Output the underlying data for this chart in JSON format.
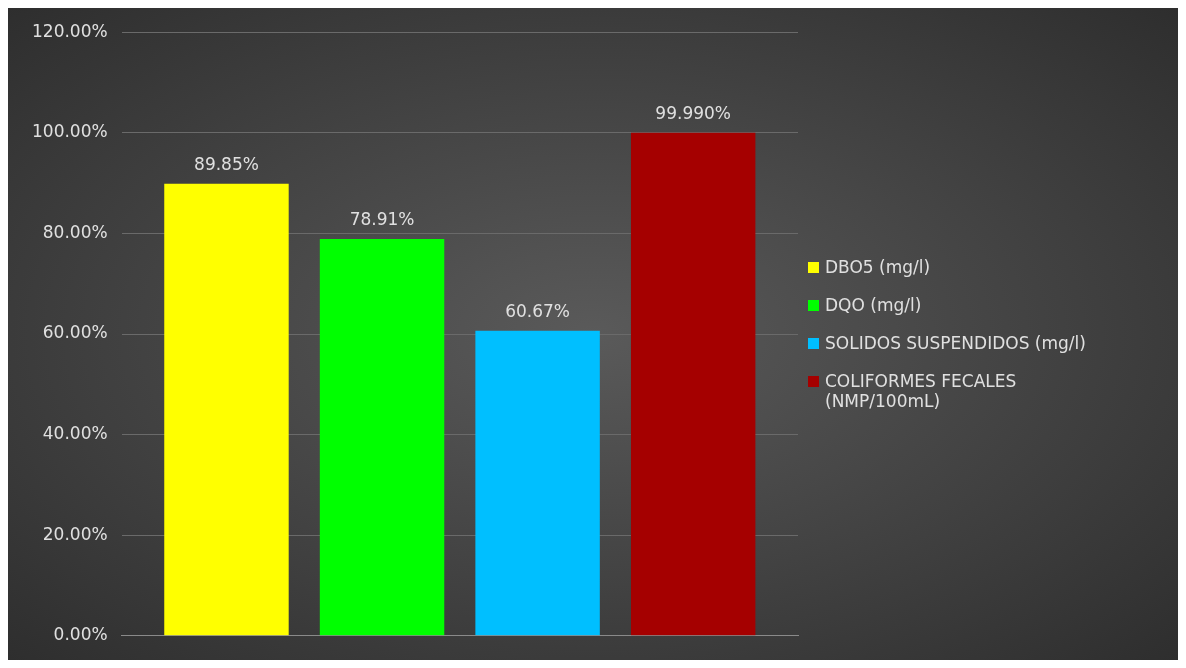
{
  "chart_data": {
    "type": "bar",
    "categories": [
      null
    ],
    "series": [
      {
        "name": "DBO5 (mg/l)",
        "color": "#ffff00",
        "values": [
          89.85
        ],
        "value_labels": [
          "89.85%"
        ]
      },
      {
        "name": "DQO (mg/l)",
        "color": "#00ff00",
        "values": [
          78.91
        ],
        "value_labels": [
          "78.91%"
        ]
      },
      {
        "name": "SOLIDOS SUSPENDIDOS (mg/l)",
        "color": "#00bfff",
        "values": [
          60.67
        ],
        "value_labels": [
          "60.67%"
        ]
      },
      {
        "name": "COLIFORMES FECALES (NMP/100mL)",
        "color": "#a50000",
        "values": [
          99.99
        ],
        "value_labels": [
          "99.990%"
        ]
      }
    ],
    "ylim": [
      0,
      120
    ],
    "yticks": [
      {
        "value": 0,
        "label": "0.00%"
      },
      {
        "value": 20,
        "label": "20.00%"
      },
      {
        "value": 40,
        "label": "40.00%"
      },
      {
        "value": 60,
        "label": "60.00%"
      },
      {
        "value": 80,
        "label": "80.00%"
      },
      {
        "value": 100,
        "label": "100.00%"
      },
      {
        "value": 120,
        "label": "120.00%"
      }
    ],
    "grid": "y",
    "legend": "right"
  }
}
-----
▶ Your objective: Return all of the entries word for word, but omit the pictures.

▶ In response:
Output the underlying data for this chart in JSON format.
{
  "chart_data": {
    "type": "bar",
    "categories": [
      null
    ],
    "series": [
      {
        "name": "DBO5 (mg/l)",
        "color": "#ffff00",
        "values": [
          89.85
        ],
        "value_labels": [
          "89.85%"
        ]
      },
      {
        "name": "DQO (mg/l)",
        "color": "#00ff00",
        "values": [
          78.91
        ],
        "value_labels": [
          "78.91%"
        ]
      },
      {
        "name": "SOLIDOS SUSPENDIDOS (mg/l)",
        "color": "#00bfff",
        "values": [
          60.67
        ],
        "value_labels": [
          "60.67%"
        ]
      },
      {
        "name": "COLIFORMES FECALES (NMP/100mL)",
        "color": "#a50000",
        "values": [
          99.99
        ],
        "value_labels": [
          "99.990%"
        ]
      }
    ],
    "ylim": [
      0,
      120
    ],
    "yticks": [
      {
        "value": 0,
        "label": "0.00%"
      },
      {
        "value": 20,
        "label": "20.00%"
      },
      {
        "value": 40,
        "label": "40.00%"
      },
      {
        "value": 60,
        "label": "60.00%"
      },
      {
        "value": 80,
        "label": "80.00%"
      },
      {
        "value": 100,
        "label": "100.00%"
      },
      {
        "value": 120,
        "label": "120.00%"
      }
    ],
    "grid": "y",
    "legend": "right"
  }
}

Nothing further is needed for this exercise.